TASK OBJECTIVE →
Write out the full set of records below exactly.

=====

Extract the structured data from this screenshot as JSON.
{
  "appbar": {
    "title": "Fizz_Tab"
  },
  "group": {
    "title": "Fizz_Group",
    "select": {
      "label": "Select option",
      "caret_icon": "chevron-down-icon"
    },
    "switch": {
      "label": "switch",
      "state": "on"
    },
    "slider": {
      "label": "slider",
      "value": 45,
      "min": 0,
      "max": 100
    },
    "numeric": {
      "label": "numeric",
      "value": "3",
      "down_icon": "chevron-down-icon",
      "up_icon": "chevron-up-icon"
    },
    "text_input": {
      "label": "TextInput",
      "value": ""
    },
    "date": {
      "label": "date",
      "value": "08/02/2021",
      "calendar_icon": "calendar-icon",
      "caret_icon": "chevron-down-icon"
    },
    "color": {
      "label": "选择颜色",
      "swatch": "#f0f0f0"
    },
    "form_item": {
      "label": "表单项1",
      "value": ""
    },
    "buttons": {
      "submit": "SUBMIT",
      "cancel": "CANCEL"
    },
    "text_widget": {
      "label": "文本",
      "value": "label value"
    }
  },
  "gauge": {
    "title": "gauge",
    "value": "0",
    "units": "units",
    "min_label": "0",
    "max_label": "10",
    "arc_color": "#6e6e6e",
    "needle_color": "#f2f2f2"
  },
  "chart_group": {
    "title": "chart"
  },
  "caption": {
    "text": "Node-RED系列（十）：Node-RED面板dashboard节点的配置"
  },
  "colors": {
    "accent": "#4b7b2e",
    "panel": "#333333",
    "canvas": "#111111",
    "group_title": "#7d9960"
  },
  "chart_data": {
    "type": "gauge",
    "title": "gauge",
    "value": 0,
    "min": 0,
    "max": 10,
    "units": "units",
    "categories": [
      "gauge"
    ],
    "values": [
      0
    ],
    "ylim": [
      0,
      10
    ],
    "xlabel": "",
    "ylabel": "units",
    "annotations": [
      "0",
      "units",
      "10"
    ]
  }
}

=====

EXERCISE SOLUTION →
Extract the structured data from this screenshot as JSON.
{
  "appbar": {
    "title": "Fizz_Tab"
  },
  "group": {
    "title": "Fizz_Group",
    "select": {
      "label": "Select option",
      "caret_icon": "chevron-down-icon"
    },
    "switch": {
      "label": "switch",
      "state": "on"
    },
    "slider": {
      "label": "slider",
      "value": 45,
      "min": 0,
      "max": 100
    },
    "numeric": {
      "label": "numeric",
      "value": "3",
      "down_icon": "chevron-down-icon",
      "up_icon": "chevron-up-icon"
    },
    "text_input": {
      "label": "TextInput",
      "value": ""
    },
    "date": {
      "label": "date",
      "value": "08/02/2021",
      "calendar_icon": "calendar-icon",
      "caret_icon": "chevron-down-icon"
    },
    "color": {
      "label": "选择颜色",
      "swatch": "#f0f0f0"
    },
    "form_item": {
      "label": "表单项1",
      "value": ""
    },
    "buttons": {
      "submit": "SUBMIT",
      "cancel": "CANCEL"
    },
    "text_widget": {
      "label": "文本",
      "value": "label value"
    }
  },
  "gauge": {
    "title": "gauge",
    "value": "0",
    "units": "units",
    "min_label": "0",
    "max_label": "10",
    "arc_color": "#6e6e6e",
    "needle_color": "#f2f2f2"
  },
  "chart_group": {
    "title": "chart"
  },
  "caption": {
    "text": "Node-RED系列（十）：Node-RED面板dashboard节点的配置"
  },
  "colors": {
    "accent": "#4b7b2e",
    "panel": "#333333",
    "canvas": "#111111",
    "group_title": "#7d9960"
  },
  "chart_data": {
    "type": "gauge",
    "title": "gauge",
    "value": 0,
    "min": 0,
    "max": 10,
    "units": "units",
    "categories": [
      "gauge"
    ],
    "values": [
      0
    ],
    "ylim": [
      0,
      10
    ],
    "xlabel": "",
    "ylabel": "units",
    "annotations": [
      "0",
      "units",
      "10"
    ]
  }
}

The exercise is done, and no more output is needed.